> _Record excerpts_:
☆ ☆ ☆ ☆
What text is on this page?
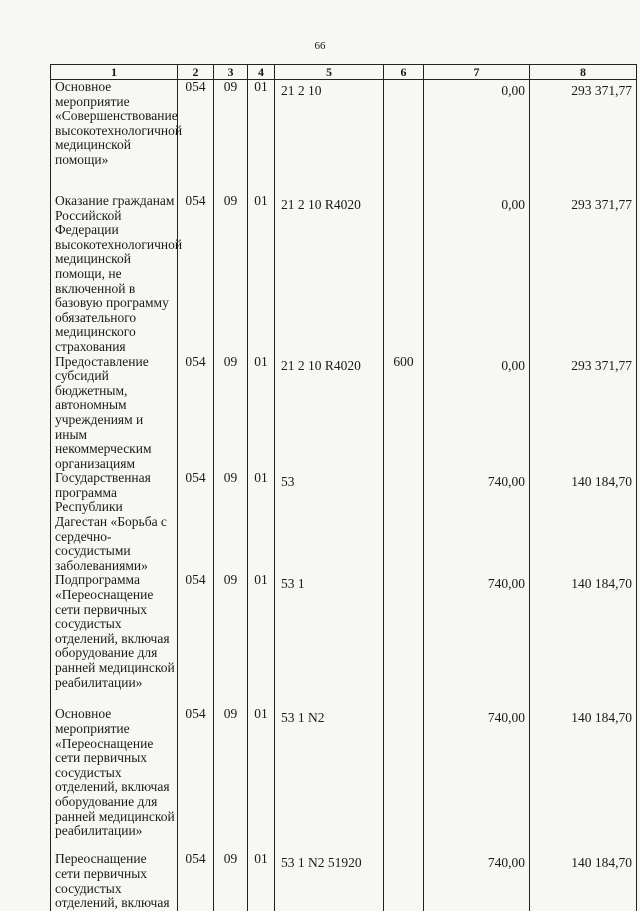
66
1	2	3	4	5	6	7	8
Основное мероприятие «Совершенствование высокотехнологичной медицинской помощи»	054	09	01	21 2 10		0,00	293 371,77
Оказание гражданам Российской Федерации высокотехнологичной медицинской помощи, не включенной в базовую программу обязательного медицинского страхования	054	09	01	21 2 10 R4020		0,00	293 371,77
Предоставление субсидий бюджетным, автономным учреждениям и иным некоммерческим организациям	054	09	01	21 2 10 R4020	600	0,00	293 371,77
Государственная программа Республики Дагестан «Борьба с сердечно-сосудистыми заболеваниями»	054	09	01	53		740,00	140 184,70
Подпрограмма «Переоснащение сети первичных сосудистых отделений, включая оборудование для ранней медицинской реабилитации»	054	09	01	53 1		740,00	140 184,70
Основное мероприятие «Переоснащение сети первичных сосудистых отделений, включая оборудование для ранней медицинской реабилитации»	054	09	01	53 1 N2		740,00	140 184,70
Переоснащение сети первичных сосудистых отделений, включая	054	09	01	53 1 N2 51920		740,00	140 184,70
☆ ☆ ☆ ☆
Retype the whole listing exactly and leave the pictures out.

> _Written solution_:
What text is on this page?
66
1	2	3	4	5	6	7	8
Основное мероприятие «Совершенствование высокотехнологичной медицинской помощи»	054	09	01	21 2 10		0,00	293 371,77
Оказание гражданам Российской Федерации высокотехнологичной медицинской помощи, не включенной в базовую программу обязательного медицинского страхования	054	09	01	21 2 10 R4020		0,00	293 371,77
Предоставление субсидий бюджетным, автономным учреждениям и иным некоммерческим организациям	054	09	01	21 2 10 R4020	600	0,00	293 371,77
Государственная программа Республики Дагестан «Борьба с сердечно-сосудистыми заболеваниями»	054	09	01	53		740,00	140 184,70
Подпрограмма «Переоснащение сети первичных сосудистых отделений, включая оборудование для ранней медицинской реабилитации»	054	09	01	53 1		740,00	140 184,70
Основное мероприятие «Переоснащение сети первичных сосудистых отделений, включая оборудование для ранней медицинской реабилитации»	054	09	01	53 1 N2		740,00	140 184,70
Переоснащение сети первичных сосудистых отделений, включая	054	09	01	53 1 N2 51920		740,00	140 184,70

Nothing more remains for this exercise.